*STATED EXERCISE*
Which lines below hold the word "this"? Copy all of them.

*EXTRACTED RECORDS*
----
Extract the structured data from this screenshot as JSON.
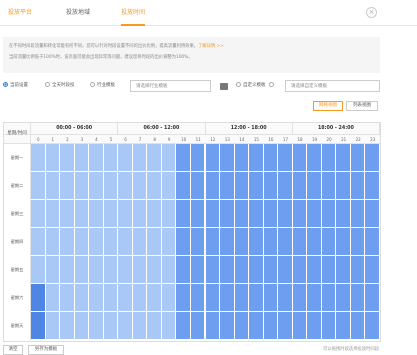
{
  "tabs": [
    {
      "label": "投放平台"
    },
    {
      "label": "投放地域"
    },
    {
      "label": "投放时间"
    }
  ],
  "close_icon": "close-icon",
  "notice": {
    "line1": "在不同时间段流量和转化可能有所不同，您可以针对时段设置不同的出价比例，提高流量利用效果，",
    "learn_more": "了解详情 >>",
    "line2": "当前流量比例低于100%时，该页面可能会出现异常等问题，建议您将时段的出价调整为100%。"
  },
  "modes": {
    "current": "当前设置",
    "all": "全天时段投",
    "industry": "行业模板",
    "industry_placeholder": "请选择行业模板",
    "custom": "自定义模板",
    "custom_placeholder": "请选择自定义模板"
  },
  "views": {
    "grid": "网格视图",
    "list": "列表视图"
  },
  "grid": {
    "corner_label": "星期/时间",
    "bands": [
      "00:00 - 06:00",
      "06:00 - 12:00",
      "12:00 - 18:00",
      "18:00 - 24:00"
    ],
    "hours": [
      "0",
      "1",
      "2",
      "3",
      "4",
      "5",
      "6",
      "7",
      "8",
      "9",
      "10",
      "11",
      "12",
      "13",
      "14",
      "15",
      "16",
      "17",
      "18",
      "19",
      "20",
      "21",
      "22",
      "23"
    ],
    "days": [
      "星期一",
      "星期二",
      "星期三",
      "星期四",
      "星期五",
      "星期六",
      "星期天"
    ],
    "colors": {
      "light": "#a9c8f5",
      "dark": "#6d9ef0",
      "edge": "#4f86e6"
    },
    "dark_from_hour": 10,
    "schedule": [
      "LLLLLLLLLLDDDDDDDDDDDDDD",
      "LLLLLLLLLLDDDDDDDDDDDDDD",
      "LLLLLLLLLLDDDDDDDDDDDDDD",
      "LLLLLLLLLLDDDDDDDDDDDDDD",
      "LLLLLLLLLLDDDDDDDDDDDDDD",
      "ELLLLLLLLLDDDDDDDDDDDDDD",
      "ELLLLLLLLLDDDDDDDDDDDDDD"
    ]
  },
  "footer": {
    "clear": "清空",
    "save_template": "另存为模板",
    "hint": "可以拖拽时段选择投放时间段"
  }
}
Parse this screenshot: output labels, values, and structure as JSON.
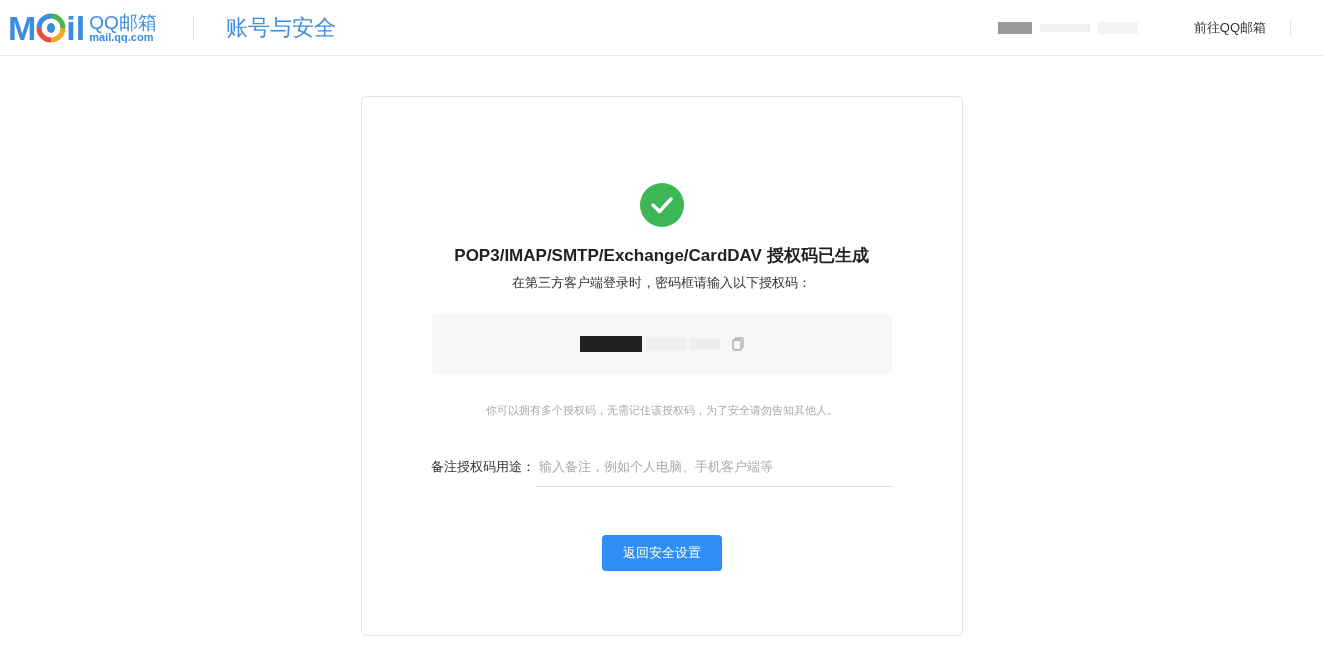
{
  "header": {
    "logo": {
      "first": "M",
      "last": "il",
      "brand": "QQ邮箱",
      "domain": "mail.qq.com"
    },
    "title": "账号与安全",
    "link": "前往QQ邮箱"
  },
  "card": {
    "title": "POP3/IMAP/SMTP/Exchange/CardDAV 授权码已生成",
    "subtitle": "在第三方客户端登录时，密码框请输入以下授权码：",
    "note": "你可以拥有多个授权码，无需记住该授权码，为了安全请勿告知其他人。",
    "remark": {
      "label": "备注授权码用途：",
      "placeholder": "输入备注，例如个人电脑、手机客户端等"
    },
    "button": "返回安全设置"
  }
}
----
*COMPLETE RESPONSE*
Extract the structured data from this screenshot as JSON.
Parse this screenshot: output labels, values, and structure as JSON.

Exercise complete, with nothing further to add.